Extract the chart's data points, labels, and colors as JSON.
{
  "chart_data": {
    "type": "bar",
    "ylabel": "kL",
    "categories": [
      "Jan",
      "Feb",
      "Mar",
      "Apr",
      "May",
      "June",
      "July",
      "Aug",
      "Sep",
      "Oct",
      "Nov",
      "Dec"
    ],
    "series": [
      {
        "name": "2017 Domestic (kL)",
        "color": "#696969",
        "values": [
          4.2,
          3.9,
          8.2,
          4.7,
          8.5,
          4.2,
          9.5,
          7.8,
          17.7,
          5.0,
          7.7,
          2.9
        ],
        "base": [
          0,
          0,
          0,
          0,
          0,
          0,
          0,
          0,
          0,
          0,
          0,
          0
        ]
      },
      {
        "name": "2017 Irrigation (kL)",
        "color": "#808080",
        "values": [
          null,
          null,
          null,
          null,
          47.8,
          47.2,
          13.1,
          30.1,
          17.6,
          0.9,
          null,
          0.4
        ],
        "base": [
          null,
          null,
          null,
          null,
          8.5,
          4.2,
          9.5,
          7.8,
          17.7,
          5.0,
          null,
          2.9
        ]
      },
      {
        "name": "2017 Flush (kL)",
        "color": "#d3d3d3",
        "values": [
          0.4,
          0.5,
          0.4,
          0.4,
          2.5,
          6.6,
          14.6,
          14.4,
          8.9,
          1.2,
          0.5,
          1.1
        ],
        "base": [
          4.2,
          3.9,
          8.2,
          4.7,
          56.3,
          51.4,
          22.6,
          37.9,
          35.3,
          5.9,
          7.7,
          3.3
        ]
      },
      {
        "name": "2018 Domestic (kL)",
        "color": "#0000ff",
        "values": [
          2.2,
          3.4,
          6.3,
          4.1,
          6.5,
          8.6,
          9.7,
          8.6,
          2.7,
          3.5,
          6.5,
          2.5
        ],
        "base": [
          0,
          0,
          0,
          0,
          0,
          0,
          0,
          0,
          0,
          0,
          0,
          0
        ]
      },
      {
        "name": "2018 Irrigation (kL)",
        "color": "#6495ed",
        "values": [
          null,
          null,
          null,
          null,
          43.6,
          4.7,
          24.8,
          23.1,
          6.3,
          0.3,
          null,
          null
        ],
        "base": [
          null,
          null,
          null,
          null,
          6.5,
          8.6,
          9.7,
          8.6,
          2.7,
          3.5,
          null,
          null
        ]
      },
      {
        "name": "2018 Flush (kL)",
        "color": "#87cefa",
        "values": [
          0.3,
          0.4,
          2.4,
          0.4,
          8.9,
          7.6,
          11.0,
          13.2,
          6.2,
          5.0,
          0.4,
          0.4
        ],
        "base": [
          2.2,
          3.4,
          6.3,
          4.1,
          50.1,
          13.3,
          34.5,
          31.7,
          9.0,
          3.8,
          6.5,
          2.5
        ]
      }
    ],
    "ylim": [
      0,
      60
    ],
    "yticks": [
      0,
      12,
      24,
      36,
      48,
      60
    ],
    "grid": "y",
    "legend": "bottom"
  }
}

━━━━━━━━

Task requirements ::
In the entries above, how many lines hold the word "Domestic"? State the number and nothing else.

Answer to this task ::
2